Goal of the exercise: Gather all lines in the data that hold the string "认真学习".

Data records
○ ○ ○

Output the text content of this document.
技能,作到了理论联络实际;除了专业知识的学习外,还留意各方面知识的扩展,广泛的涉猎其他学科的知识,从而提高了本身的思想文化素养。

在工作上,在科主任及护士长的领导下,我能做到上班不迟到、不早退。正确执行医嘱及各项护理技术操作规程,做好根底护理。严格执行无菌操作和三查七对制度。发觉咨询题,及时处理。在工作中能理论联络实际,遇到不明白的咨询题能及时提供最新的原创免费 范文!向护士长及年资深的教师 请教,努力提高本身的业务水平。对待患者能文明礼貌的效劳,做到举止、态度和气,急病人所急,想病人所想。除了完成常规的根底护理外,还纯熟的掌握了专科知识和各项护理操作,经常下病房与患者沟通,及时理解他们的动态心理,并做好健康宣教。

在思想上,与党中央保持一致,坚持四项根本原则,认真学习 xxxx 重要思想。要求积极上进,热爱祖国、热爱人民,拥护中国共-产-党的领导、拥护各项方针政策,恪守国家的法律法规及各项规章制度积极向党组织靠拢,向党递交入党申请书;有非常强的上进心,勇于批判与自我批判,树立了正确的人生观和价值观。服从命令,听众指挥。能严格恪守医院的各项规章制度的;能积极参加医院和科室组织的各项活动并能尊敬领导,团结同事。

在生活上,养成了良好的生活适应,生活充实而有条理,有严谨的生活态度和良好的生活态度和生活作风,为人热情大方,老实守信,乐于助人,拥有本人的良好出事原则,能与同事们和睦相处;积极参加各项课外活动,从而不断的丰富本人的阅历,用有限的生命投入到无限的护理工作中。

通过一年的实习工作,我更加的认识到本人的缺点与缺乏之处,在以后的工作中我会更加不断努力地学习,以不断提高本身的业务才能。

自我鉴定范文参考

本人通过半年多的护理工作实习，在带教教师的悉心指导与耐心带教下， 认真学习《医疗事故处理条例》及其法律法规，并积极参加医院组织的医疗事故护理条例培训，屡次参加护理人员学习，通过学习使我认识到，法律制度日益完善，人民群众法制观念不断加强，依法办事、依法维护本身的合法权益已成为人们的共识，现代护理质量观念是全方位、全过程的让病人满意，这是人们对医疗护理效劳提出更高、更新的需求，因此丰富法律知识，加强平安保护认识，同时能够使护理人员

○ ○ ○

Response for this exercise:
在思想上,与党中央保持一致,坚持四项根本原则,认真学习 xxxx 重要思想。要求积极上进,热爱祖国、热爱人民,拥护中国共-产-党的领导、拥护各项方针政策,恪守国家的法律法规及各项规章制度积极向党组织靠拢,向党递交入党申请书;有非常强的上进心,勇于批判与自我批判,树立了正确的人生观和价值观。服从命令,听众指挥。能严格恪守医院的各项规章制度的;能积极参加医院和科室组织的各项活动并能尊敬领导,团结同事。
本人通过半年多的护理工作实习，在带教教师的悉心指导与耐心带教下， 认真学习《医疗事故处理条例》及其法律法规，并积极参加医院组织的医疗事故护理条例培训，屡次参加护理人员学习，通过学习使我认识到，法律制度日益完善，人民群众法制观念不断加强，依法办事、依法维护本身的合法权益已成为人们的共识，现代护理质量观念是全方位、全过程的让病人满意，这是人们对医疗护理效劳提出更高、更新的需求，因此丰富法律知识，加强平安保护认识，同时能够使护理人员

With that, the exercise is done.